If the idea is to eliminate the need for ORDER BY then what this article describes should not be trusted. There is no guarantee that an index (clustered or non-clustered) will return the result in an ordered manner. IT might work today, but what happens when the amount of data or statistics changes? Will the QO find a better plan and havoc the ordered results that used to be returned to the client? It might very well do so.
There is only one way to guarantee ordered results. Say it after me: ORDER BY.
On the other hand, if you don't want SQL Server to waste memory, disk I/O and CPU on sorting, then you could send the result to the client and let it do the sorting. There is usually lots of unused CPU capacity on the client computers.
Thanks for your feedback!
The scope behind this article is to show how an already sorted result set will improve query performance since the data is already sorted. Let's take a DWH were having multiple indexes and/or Indexed views are not an issue since the data is preloaded during the ETL process. This method will improve query performance when running SQL or Reports on the source table.

▶ DATA ENTRIES:
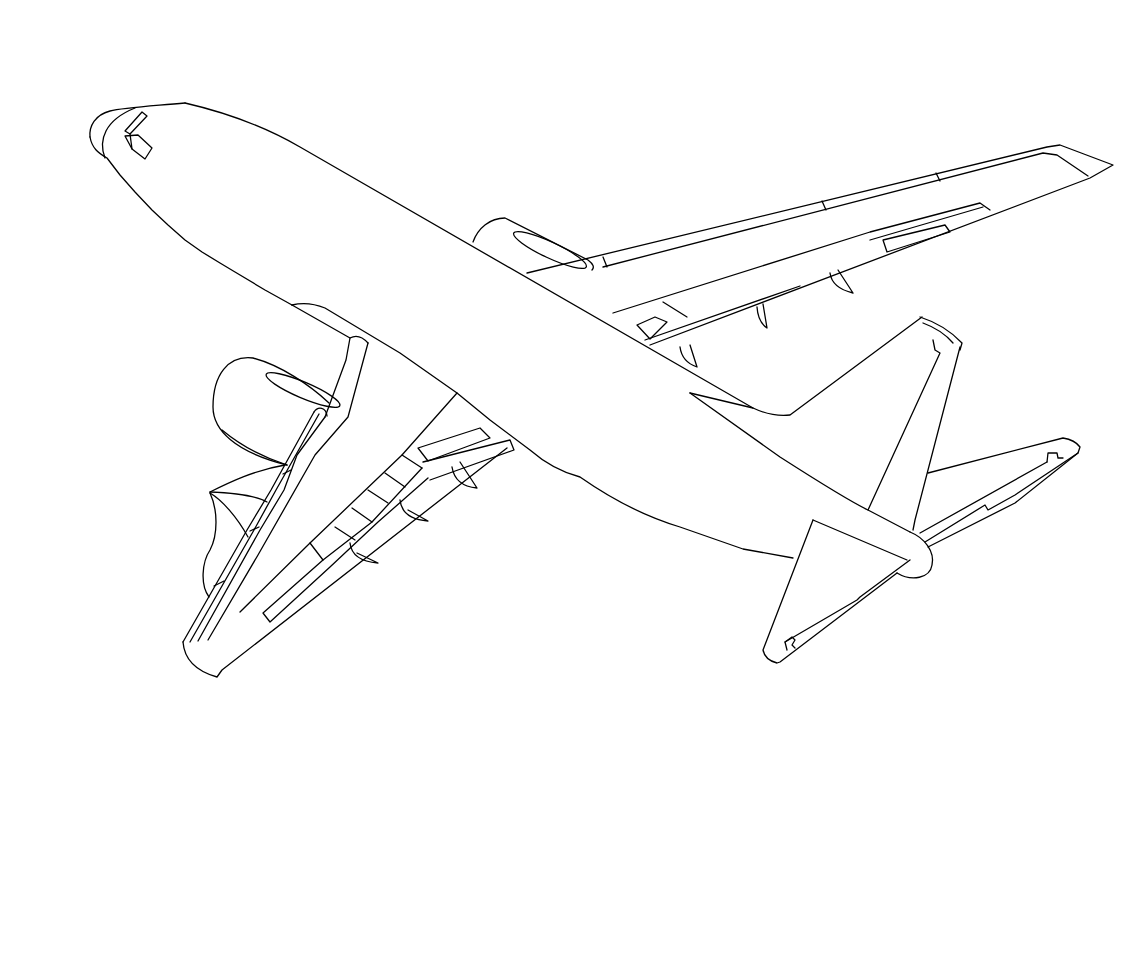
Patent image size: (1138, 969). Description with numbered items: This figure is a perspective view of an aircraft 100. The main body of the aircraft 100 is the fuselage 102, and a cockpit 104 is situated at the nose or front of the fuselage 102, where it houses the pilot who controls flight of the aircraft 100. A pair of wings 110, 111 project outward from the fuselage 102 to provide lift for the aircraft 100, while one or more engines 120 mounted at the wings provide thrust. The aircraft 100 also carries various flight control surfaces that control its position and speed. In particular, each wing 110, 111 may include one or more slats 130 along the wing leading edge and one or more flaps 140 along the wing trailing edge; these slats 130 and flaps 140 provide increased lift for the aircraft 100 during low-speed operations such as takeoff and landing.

The aircraft 100 is at (595, 608).
The fuselage 102 is at (352, 198).
The cockpit 104 is at (157, 128).
The wing 110 is at (232, 677).
The wing 111 is at (945, 167).
The engine 120 is at (236, 375).
The slat 130 is at (211, 492).
The flap 140 is at (398, 515).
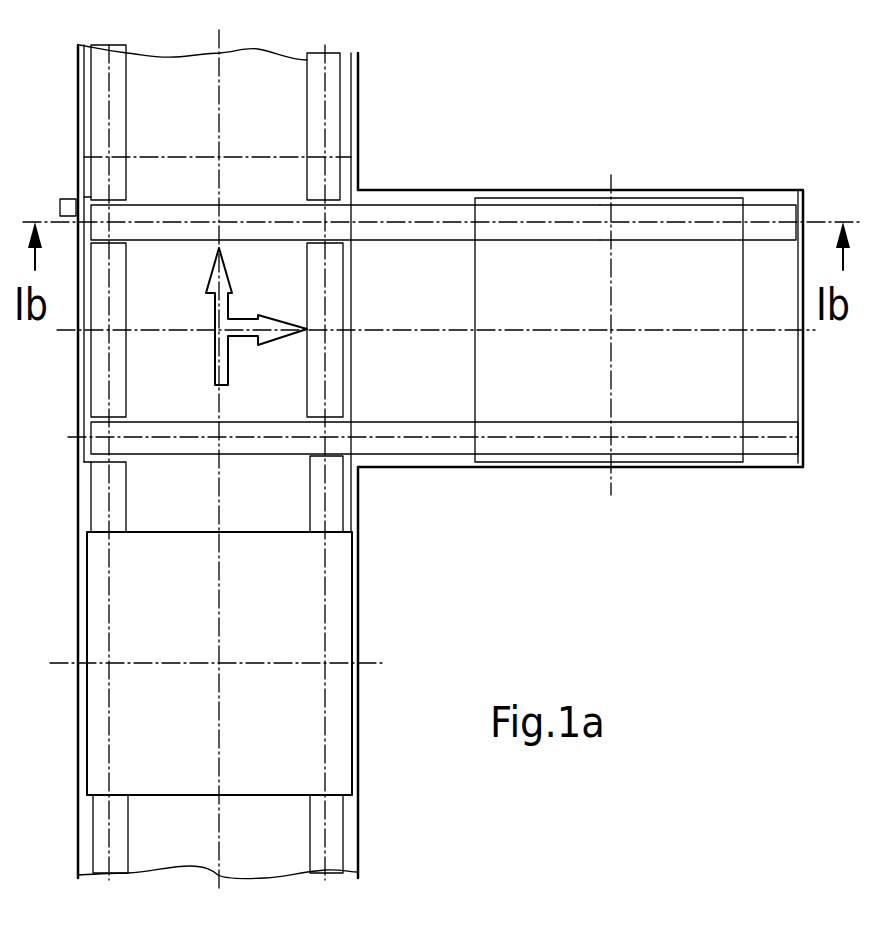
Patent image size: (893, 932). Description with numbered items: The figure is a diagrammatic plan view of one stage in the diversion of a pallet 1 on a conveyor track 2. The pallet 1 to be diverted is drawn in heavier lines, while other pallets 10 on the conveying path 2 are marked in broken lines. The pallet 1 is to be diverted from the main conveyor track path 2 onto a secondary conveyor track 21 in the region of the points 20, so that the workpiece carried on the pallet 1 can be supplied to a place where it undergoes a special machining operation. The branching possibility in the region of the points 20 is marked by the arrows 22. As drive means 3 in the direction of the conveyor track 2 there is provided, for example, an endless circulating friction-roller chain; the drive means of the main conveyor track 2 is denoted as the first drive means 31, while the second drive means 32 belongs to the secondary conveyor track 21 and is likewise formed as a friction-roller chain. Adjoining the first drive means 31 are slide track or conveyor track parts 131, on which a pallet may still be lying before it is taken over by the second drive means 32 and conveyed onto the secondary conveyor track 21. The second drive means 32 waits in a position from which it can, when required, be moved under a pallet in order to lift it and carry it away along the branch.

The pallet 1 is at (347, 650).
The conveyor track 2 is at (83, 487).
The drive means 3 is at (333, 68).
The pallets 10 is at (444, 249).
The points 20 is at (66, 379).
The secondary conveyor track 21 is at (449, 217).
The arrows 22 is at (223, 337).
The first drive means 31 is at (338, 507).
The second drive means 32 is at (708, 215).
The slide track or conveyor track parts 131 is at (118, 294).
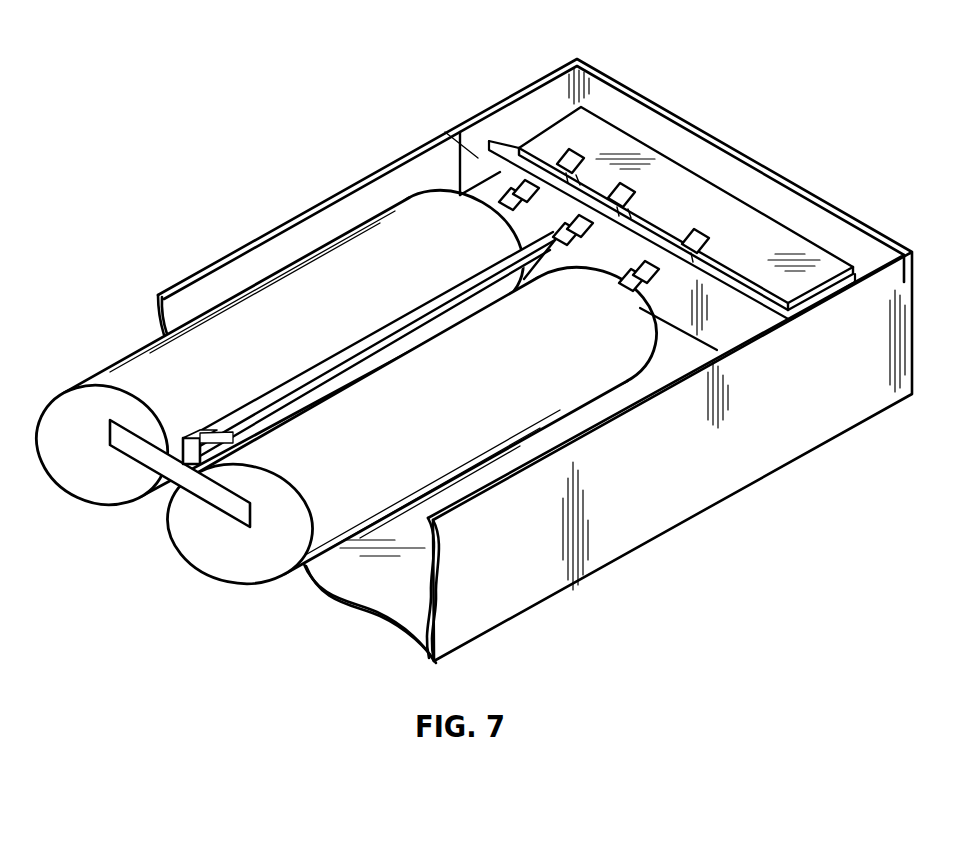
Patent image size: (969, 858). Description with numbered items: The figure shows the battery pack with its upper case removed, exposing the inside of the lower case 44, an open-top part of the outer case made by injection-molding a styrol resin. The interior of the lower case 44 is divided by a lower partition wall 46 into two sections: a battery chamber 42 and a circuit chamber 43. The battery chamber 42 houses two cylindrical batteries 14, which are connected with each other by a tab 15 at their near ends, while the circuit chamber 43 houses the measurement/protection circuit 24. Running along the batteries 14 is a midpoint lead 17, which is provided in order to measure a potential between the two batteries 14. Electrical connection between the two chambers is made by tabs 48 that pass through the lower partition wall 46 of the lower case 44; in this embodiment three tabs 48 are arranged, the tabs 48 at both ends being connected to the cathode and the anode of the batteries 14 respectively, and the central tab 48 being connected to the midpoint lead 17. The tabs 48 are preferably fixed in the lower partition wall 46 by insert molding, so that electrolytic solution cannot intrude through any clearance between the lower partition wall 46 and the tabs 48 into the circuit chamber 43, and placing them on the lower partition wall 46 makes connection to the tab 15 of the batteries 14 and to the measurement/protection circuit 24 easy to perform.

The batteries 14 is at (92, 470).
The tab 15 is at (155, 463).
The midpoint lead 17 is at (330, 367).
The measurement/protection circuit 24 is at (727, 207).
The battery chamber 42 is at (342, 383).
The circuit chamber 43 is at (548, 88).
The lower case 44 is at (707, 163).
The lower partition wall 46 is at (423, 146).
The tabs 48 is at (508, 187).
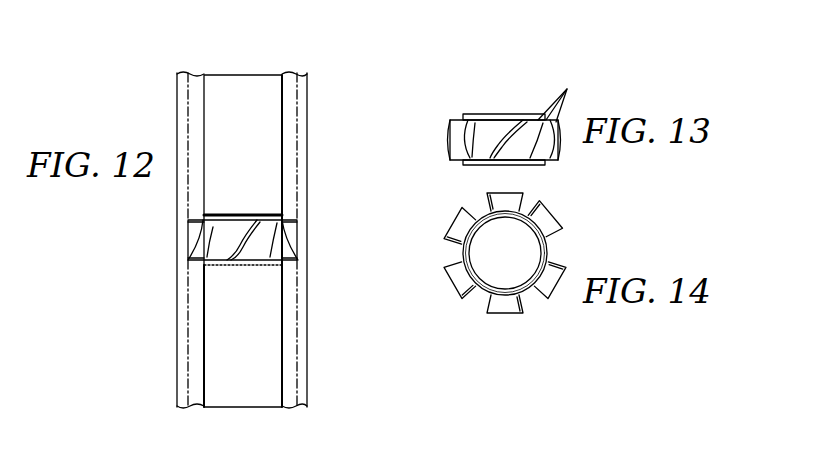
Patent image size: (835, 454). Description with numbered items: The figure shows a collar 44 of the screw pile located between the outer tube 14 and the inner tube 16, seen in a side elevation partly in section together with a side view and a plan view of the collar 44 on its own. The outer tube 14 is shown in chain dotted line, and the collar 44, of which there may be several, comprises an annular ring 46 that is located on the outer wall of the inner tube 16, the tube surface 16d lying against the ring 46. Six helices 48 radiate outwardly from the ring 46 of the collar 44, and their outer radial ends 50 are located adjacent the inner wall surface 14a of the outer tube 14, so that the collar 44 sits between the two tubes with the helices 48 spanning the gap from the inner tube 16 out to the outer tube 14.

In FIG. 12, the outer tube 14 is at (177, 105).
In FIG. 12, the inner wall surface 14a is at (202, 355).
In FIG. 12, the inner tube 16 is at (233, 88).
In FIG. 12, the tube outer surface 16d is at (286, 131).
In FIG. 12, the collar 44 is at (191, 237).
In FIG. 13, the collar 44 is at (516, 112).
In FIG. 14, the collar 44 is at (477, 313).
In FIG. 12, the annular ring 46 is at (274, 214).
In FIG. 13, the annular ring 46 is at (473, 115).
In FIG. 12, the helices 48 is at (242, 240).
In FIG. 13, the helices 48 is at (573, 92).
In FIG. 14, the helices 48 is at (488, 197).
In FIG. 12, the outer radial ends 50 is at (183, 259).
In FIG. 13, the outer radial ends 50 is at (448, 125).
In FIG. 14, the outer radial ends 50 is at (524, 189).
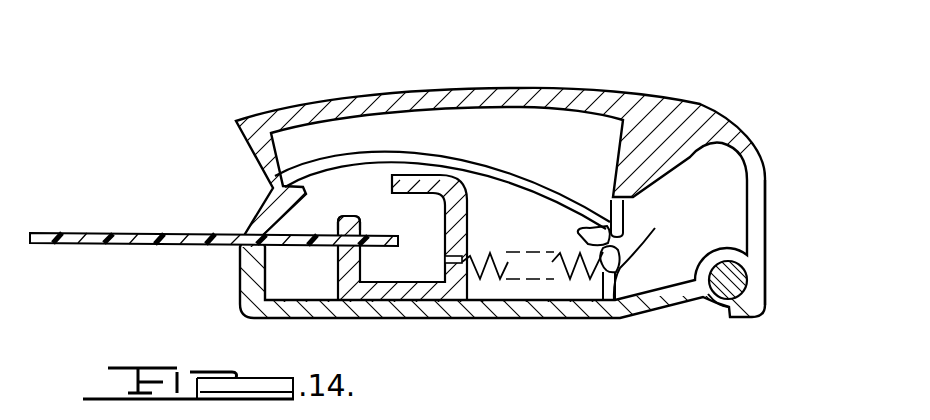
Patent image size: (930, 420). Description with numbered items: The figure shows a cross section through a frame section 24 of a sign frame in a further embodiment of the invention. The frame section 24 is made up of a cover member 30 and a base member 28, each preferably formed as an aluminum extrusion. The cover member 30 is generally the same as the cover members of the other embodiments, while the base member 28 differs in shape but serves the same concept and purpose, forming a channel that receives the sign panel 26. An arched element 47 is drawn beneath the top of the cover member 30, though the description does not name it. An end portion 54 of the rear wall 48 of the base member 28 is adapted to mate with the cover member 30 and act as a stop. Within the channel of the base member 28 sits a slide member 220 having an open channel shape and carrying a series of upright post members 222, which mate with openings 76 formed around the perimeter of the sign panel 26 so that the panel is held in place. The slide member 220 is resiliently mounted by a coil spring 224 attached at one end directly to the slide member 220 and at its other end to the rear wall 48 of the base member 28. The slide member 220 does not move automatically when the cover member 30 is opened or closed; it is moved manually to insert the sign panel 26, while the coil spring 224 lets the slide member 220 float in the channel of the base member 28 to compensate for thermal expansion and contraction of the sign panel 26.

The cover member 30 is at (534, 90).
The frame section 24 is at (786, 183).
The base member 28 is at (465, 316).
The cover 47 is at (526, 168).
The end portion 54 is at (634, 198).
The side member 48 is at (650, 251).
The slide member 220 is at (457, 220).
The post member 222 is at (345, 216).
The sign panel 26 is at (76, 232).
The opening 76 is at (325, 251).
The coil spring 224 is at (557, 282).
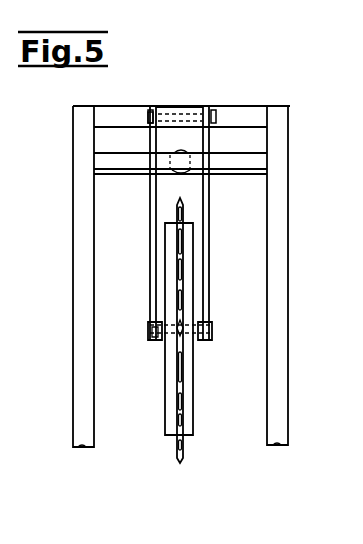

▶ COMPLETE THE FOLLOWING:
a) Based on the ORDER BY discussion, is each statement true: (i) an index guarantees ordered results; (ii) client computers usually have spare CPU capacity; (iii) in the DWH example, multiple indexes cause problems? Answer yes or no for each and quote the words that decide it.
b) Pick up the ORDER BY discussion after its last sentence and keep writing.
The listing comes from a separate source.

▶ TASK-BY-TASK RESULTS:
a)
(i) No: "There is no guarantee that an index (clustered or non-clustered) will return the result in an ordered manner."
(ii) Yes: "There is usually lots of unused CPU capacity on the client computers."
(iii) No: "having multiple indexes and/or Indexed views are not an issue since the data is preloaded during the ETL process."

b)
And yes, I'll say it after you.... the ORDER BY will always guarantee that the data set is ordered, in fact that's why I did also specify that in the SELECT statements. 
With regards to your last suggestion, yes that can be an option, however I'm trying to keep all processing centralized on the server, which is accessible by all. I would argue that if a data set is always required ordered by a specific column/s and multiple users need to access this data, why not sort it for everyone in the first place.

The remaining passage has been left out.